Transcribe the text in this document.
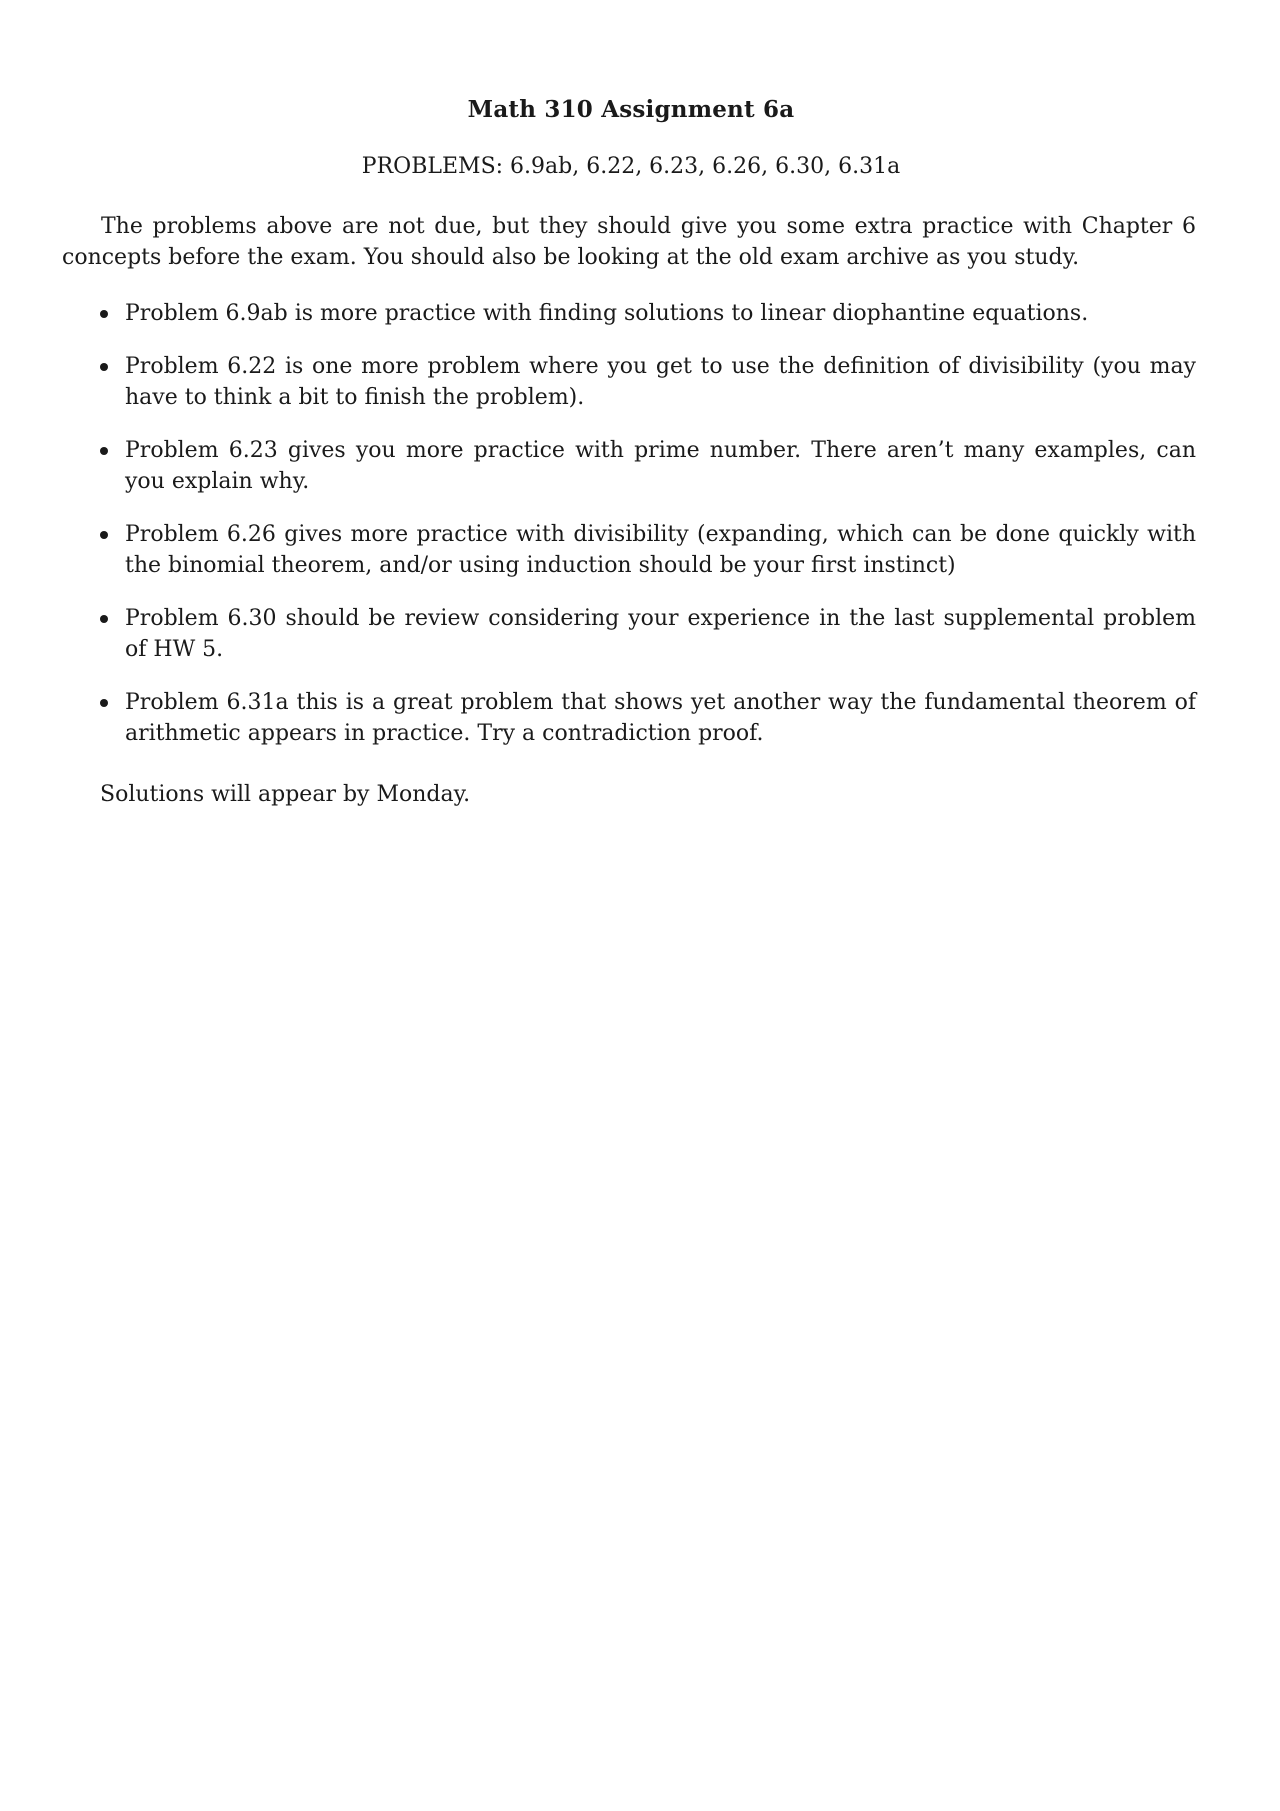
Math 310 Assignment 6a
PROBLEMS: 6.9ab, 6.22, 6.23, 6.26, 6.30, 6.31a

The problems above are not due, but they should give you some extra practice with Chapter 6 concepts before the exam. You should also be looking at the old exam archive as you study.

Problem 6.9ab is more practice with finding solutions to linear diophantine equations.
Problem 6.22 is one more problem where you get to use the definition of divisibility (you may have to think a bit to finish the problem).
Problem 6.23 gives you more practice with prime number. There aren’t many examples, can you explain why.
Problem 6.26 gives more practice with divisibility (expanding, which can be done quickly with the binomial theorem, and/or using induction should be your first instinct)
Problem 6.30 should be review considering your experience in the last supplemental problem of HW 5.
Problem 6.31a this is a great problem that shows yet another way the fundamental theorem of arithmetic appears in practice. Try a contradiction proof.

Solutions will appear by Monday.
________
Direction – Copy out every line in the listing where the word "gives" appears.

Result of the exercise –
Problem 6.23 gives you more practice with prime number. There aren’t many examples, can you explain why.
Problem 6.26 gives more practice with divisibility (expanding, which can be done quickly with the binomial theorem, and/or using induction should be your first instinct)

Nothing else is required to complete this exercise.